LISTING >>
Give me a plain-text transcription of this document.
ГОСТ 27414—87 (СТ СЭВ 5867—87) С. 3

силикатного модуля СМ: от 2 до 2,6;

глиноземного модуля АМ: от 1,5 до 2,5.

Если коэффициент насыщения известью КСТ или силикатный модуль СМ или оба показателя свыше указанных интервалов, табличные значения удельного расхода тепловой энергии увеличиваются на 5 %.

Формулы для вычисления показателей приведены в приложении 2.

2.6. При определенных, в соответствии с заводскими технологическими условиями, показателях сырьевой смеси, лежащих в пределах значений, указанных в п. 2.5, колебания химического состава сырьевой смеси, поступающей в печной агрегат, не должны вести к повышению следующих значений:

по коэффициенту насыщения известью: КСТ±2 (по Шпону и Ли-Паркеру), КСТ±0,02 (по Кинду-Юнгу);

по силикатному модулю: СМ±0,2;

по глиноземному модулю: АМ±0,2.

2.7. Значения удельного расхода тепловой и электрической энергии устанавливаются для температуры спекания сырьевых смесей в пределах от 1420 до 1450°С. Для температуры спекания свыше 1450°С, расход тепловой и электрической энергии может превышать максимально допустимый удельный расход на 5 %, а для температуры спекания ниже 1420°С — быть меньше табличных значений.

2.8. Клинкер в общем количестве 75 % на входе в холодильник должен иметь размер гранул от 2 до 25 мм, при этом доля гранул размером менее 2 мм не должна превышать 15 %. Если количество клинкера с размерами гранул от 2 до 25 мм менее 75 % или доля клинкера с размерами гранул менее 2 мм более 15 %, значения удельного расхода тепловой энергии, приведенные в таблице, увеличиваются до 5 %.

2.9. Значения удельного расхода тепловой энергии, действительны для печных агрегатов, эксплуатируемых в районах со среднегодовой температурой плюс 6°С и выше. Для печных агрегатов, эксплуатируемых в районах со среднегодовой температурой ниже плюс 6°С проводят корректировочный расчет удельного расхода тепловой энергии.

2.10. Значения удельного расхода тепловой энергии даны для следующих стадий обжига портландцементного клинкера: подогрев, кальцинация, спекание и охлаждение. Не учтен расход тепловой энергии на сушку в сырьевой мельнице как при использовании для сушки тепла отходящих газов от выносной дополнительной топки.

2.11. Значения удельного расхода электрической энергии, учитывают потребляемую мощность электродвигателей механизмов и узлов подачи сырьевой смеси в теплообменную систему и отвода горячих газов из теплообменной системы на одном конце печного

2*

GIVEN TASK >>
All of the entries must be written out exactly as they stand.

TASK ANSWER >>
Give me a plain-text transcription of this document.
ГОСТ 27414—87 (СТ СЭВ 5867—87) С. 3

силикатного модуля СМ: от 2 до 2,6;

глиноземного модуля АМ: от 1,5 до 2,5.

Если коэффициент насыщения известью КСТ или силикатный модуль СМ или оба показателя свыше указанных интервалов, табличные значения удельного расхода тепловой энергии увеличиваются на 5 %.

Формулы для вычисления показателей приведены в приложении 2.

2.6. При определенных, в соответствии с заводскими технологическими условиями, показателях сырьевой смеси, лежащих в пределах значений, указанных в п. 2.5, колебания химического состава сырьевой смеси, поступающей в печной агрегат, не должны вести к повышению следующих значений:

по коэффициенту насыщения известью: КСТ±2 (по Шпону и Ли-Паркеру), КСТ±0,02 (по Кинду-Юнгу);

по силикатному модулю: СМ±0,2;

по глиноземному модулю: АМ±0,2.

2.7. Значения удельного расхода тепловой и электрической энергии устанавливаются для температуры спекания сырьевых смесей в пределах от 1420 до 1450°С. Для температуры спекания свыше 1450°С, расход тепловой и электрической энергии может превышать максимально допустимый удельный расход на 5 %, а для температуры спекания ниже 1420°С — быть меньше табличных значений.

2.8. Клинкер в общем количестве 75 % на входе в холодильник должен иметь размер гранул от 2 до 25 мм, при этом доля гранул размером менее 2 мм не должна превышать 15 %. Если количество клинкера с размерами гранул от 2 до 25 мм менее 75 % или доля клинкера с размерами гранул менее 2 мм более 15 %, значения удельного расхода тепловой энергии, приведенные в таблице, увеличиваются до 5 %.

2.9. Значения удельного расхода тепловой энергии, действительны для печных агрегатов, эксплуатируемых в районах со среднегодовой температурой плюс 6°С и выше. Для печных агрегатов, эксплуатируемых в районах со среднегодовой температурой ниже плюс 6°С проводят корректировочный расчет удельного расхода тепловой энергии.

2.10. Значения удельного расхода тепловой энергии даны для следующих стадий обжига портландцементного клинкера: подогрев, кальцинация, спекание и охлаждение. Не учтен расход тепловой энергии на сушку в сырьевой мельнице как при использовании для сушки тепла отходящих газов от выносной дополнительной топки.

2.11. Значения удельного расхода электрической энергии, учитывают потребляемую мощность электродвигателей механизмов и узлов подачи сырьевой смеси в теплообменную систему и отвода горячих газов из теплообменной системы на одном конце печного

2*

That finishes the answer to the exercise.